> _What this task involves_:
Your output is the line containing "What data populates" plus all lines after it to the end of the records, reproduced exactly, with nothing else.

> _Given information_:

-.-.-

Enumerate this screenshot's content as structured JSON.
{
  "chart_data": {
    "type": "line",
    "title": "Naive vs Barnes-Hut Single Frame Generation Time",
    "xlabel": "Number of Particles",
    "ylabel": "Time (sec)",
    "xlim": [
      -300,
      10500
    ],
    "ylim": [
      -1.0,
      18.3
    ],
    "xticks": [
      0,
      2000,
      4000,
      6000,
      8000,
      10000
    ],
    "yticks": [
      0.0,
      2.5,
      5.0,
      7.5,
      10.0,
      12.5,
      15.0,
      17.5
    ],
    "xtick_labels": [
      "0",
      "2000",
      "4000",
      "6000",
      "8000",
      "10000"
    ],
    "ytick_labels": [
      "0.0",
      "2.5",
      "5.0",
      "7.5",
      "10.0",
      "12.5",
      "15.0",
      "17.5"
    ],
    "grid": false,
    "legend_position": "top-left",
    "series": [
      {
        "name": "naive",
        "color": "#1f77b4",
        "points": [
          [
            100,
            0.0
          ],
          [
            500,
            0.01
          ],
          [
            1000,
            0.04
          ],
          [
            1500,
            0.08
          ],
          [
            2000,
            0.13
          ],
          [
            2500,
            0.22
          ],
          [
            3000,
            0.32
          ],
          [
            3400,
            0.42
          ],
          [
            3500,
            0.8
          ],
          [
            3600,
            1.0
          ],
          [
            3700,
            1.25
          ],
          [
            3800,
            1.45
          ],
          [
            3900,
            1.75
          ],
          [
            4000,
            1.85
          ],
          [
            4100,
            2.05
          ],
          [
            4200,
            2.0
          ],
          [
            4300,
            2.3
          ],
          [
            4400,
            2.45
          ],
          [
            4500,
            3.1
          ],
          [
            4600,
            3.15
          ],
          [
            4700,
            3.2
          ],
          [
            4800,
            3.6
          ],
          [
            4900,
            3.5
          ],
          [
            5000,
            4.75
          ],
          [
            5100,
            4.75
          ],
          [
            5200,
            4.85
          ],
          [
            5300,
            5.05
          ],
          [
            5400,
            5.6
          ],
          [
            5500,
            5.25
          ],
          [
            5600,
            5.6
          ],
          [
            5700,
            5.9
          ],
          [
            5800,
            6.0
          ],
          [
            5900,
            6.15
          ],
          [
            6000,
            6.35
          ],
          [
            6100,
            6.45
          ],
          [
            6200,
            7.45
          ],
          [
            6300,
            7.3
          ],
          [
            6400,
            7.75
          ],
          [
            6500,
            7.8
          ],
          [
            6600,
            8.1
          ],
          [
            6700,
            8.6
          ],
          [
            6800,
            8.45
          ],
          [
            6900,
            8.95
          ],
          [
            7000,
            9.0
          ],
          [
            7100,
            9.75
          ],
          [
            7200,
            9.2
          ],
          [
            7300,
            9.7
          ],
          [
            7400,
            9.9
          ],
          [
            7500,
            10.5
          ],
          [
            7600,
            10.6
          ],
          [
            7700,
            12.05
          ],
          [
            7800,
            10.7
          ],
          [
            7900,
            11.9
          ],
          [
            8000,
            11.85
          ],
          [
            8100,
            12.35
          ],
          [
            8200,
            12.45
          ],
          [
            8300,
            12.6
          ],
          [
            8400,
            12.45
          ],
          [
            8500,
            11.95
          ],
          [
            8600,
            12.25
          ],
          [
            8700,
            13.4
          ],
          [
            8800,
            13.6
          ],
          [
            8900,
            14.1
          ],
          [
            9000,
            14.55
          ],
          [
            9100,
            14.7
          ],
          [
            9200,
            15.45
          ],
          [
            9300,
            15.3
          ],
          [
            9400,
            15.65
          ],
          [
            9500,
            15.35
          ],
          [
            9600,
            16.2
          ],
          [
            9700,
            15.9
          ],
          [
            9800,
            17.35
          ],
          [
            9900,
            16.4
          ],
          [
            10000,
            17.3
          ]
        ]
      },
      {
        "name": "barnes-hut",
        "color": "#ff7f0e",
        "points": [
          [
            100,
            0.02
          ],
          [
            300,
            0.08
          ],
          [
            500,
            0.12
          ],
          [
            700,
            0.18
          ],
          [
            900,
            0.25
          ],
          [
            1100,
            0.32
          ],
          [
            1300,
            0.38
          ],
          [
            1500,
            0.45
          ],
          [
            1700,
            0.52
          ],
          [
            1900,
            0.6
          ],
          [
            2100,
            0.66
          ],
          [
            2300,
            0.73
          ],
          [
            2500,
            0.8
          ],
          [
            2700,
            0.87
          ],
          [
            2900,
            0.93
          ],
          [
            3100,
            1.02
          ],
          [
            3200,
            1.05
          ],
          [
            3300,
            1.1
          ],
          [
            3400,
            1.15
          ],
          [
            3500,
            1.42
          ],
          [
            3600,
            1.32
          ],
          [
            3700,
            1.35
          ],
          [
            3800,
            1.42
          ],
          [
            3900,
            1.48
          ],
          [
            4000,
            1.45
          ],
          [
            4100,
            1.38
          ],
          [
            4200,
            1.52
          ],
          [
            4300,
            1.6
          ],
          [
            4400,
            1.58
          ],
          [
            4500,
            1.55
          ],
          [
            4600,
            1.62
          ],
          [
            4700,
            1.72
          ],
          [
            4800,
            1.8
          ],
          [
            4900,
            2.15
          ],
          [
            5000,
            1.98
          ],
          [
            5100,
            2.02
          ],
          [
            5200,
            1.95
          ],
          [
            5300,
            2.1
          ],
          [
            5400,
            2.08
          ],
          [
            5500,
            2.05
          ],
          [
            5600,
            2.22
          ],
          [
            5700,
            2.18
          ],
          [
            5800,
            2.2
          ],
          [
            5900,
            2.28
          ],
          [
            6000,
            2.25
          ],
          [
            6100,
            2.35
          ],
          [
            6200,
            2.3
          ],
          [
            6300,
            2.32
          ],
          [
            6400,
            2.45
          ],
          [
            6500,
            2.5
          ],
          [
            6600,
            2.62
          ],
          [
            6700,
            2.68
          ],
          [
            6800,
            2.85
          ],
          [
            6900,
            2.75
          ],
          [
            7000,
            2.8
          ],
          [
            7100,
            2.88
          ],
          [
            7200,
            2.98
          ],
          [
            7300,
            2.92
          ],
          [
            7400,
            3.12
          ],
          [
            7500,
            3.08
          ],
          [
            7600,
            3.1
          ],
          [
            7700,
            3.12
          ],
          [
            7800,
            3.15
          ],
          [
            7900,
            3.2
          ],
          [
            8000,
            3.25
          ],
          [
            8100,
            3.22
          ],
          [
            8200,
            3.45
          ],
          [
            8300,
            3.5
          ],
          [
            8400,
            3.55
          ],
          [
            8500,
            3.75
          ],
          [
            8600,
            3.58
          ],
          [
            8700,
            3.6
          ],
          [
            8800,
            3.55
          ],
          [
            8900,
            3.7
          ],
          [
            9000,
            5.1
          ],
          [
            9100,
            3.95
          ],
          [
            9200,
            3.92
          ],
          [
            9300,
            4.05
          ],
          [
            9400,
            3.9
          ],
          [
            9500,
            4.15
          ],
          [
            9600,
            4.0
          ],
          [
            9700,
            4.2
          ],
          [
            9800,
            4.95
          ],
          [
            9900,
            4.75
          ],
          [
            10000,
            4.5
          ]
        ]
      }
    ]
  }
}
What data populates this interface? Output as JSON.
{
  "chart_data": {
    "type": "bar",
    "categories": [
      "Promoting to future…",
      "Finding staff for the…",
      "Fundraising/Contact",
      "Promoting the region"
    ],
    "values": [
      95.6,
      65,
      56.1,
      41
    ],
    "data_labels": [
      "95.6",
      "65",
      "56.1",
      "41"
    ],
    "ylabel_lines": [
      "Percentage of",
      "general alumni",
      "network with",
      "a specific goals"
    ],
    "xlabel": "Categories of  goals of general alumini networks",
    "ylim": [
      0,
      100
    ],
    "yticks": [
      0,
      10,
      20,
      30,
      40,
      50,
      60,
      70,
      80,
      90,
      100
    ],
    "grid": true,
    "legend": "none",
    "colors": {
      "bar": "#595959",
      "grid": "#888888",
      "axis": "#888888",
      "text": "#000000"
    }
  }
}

-.-.-

> _Completed task_:
What data populates this interface? Output as JSON.
{
  "chart_data": {
    "type": "bar",
    "categories": [
      "Promoting to future…",
      "Finding staff for the…",
      "Fundraising/Contact",
      "Promoting the region"
    ],
    "values": [
      95.6,
      65,
      56.1,
      41
    ],
    "data_labels": [
      "95.6",
      "65",
      "56.1",
      "41"
    ],
    "ylabel_lines": [
      "Percentage of",
      "general alumni",
      "network with",
      "a specific goals"
    ],
    "xlabel": "Categories of  goals of general alumini networks",
    "ylim": [
      0,
      100
    ],
    "yticks": [
      0,
      10,
      20,
      30,
      40,
      50,
      60,
      70,
      80,
      90,
      100
    ],
    "grid": true,
    "legend": "none",
    "colors": {
      "bar": "#595959",
      "grid": "#888888",
      "axis": "#888888",
      "text": "#000000"
    }
  }
}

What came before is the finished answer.